[START]

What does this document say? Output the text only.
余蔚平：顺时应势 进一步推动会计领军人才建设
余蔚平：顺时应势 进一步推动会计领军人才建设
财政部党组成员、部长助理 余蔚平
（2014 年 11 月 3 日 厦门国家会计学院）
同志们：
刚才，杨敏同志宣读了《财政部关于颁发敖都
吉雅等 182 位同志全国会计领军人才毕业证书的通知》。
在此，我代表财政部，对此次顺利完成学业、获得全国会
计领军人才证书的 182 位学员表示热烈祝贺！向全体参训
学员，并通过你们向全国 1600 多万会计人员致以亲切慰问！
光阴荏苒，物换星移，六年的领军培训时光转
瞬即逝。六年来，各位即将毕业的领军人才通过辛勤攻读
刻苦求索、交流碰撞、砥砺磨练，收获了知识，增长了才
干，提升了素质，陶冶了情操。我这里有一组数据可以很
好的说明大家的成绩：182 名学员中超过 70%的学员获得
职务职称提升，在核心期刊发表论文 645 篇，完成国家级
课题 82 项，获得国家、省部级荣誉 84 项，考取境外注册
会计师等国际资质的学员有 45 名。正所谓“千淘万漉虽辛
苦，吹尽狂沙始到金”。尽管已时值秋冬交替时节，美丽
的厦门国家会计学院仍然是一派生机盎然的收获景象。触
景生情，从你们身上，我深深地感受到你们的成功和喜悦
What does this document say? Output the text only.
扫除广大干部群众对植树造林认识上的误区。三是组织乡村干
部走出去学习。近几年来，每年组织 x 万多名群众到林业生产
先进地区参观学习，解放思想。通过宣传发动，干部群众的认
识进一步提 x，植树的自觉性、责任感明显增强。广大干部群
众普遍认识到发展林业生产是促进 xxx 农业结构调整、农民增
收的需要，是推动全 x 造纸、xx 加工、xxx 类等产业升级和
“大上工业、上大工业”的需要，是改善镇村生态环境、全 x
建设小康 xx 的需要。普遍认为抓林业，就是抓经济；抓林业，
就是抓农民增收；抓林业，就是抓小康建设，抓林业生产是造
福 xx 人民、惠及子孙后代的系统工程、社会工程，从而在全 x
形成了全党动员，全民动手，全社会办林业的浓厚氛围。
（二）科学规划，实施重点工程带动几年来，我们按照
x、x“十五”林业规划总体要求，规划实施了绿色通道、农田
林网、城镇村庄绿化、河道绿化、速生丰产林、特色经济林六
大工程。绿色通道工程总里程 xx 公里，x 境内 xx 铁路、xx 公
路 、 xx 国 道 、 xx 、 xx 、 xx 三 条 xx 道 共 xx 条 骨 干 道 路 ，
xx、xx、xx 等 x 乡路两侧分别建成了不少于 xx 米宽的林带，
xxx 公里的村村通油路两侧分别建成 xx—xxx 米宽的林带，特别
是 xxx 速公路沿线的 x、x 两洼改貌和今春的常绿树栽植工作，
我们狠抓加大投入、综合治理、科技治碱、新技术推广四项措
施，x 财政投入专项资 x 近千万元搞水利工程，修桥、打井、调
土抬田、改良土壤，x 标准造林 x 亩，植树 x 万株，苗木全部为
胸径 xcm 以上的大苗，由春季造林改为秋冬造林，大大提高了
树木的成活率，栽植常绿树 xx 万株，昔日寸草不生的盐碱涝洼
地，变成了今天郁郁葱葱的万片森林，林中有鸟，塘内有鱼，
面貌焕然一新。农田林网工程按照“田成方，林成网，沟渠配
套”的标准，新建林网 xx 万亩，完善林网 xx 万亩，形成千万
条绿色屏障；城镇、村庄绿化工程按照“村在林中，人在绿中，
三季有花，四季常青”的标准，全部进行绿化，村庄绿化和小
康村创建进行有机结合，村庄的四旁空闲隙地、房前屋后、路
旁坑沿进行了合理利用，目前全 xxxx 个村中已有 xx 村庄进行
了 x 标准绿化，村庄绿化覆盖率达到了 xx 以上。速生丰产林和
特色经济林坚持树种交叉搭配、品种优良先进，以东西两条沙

[END]

Repeat every record, keeping each word and mark exactly as it is.

What does this document say? Output the text only.
余蔚平：顺时应势 进一步推动会计领军人才建设
余蔚平：顺时应势 进一步推动会计领军人才建设
财政部党组成员、部长助理 余蔚平
（2014 年 11 月 3 日 厦门国家会计学院）
同志们：
刚才，杨敏同志宣读了《财政部关于颁发敖都
吉雅等 182 位同志全国会计领军人才毕业证书的通知》。
在此，我代表财政部，对此次顺利完成学业、获得全国会
计领军人才证书的 182 位学员表示热烈祝贺！向全体参训
学员，并通过你们向全国 1600 多万会计人员致以亲切慰问！
光阴荏苒，物换星移，六年的领军培训时光转
瞬即逝。六年来，各位即将毕业的领军人才通过辛勤攻读
刻苦求索、交流碰撞、砥砺磨练，收获了知识，增长了才
干，提升了素质，陶冶了情操。我这里有一组数据可以很
好的说明大家的成绩：182 名学员中超过 70%的学员获得
职务职称提升，在核心期刊发表论文 645 篇，完成国家级
课题 82 项，获得国家、省部级荣誉 84 项，考取境外注册
会计师等国际资质的学员有 45 名。正所谓“千淘万漉虽辛
苦，吹尽狂沙始到金”。尽管已时值秋冬交替时节，美丽
的厦门国家会计学院仍然是一派生机盎然的收获景象。触
景生情，从你们身上，我深深地感受到你们的成功和喜悦
What does this document say? Output the text only.
扫除广大干部群众对植树造林认识上的误区。三是组织乡村干
部走出去学习。近几年来，每年组织 x 万多名群众到林业生产
先进地区参观学习，解放思想。通过宣传发动，干部群众的认
识进一步提 x，植树的自觉性、责任感明显增强。广大干部群
众普遍认识到发展林业生产是促进 xxx 农业结构调整、农民增
收的需要，是推动全 x 造纸、xx 加工、xxx 类等产业升级和
“大上工业、上大工业”的需要，是改善镇村生态环境、全 x
建设小康 xx 的需要。普遍认为抓林业，就是抓经济；抓林业，
就是抓农民增收；抓林业，就是抓小康建设，抓林业生产是造
福 xx 人民、惠及子孙后代的系统工程、社会工程，从而在全 x
形成了全党动员，全民动手，全社会办林业的浓厚氛围。
（二）科学规划，实施重点工程带动几年来，我们按照
x、x“十五”林业规划总体要求，规划实施了绿色通道、农田
林网、城镇村庄绿化、河道绿化、速生丰产林、特色经济林六
大工程。绿色通道工程总里程 xx 公里，x 境内 xx 铁路、xx 公
路 、 xx 国 道 、 xx 、 xx 、 xx 三 条 xx 道 共 xx 条 骨 干 道 路 ，
xx、xx、xx 等 x 乡路两侧分别建成了不少于 xx 米宽的林带，
xxx 公里的村村通油路两侧分别建成 xx—xxx 米宽的林带，特别
是 xxx 速公路沿线的 x、x 两洼改貌和今春的常绿树栽植工作，
我们狠抓加大投入、综合治理、科技治碱、新技术推广四项措
施，x 财政投入专项资 x 近千万元搞水利工程，修桥、打井、调
土抬田、改良土壤，x 标准造林 x 亩，植树 x 万株，苗木全部为
胸径 xcm 以上的大苗，由春季造林改为秋冬造林，大大提高了
树木的成活率，栽植常绿树 xx 万株，昔日寸草不生的盐碱涝洼
地，变成了今天郁郁葱葱的万片森林，林中有鸟，塘内有鱼，
面貌焕然一新。农田林网工程按照“田成方，林成网，沟渠配
套”的标准，新建林网 xx 万亩，完善林网 xx 万亩，形成千万
条绿色屏障；城镇、村庄绿化工程按照“村在林中，人在绿中，
三季有花，四季常青”的标准，全部进行绿化，村庄绿化和小
康村创建进行有机结合，村庄的四旁空闲隙地、房前屋后、路
旁坑沿进行了合理利用，目前全 xxxx 个村中已有 xx 村庄进行
了 x 标准绿化，村庄绿化覆盖率达到了 xx 以上。速生丰产林和
特色经济林坚持树种交叉搭配、品种优良先进，以东西两条沙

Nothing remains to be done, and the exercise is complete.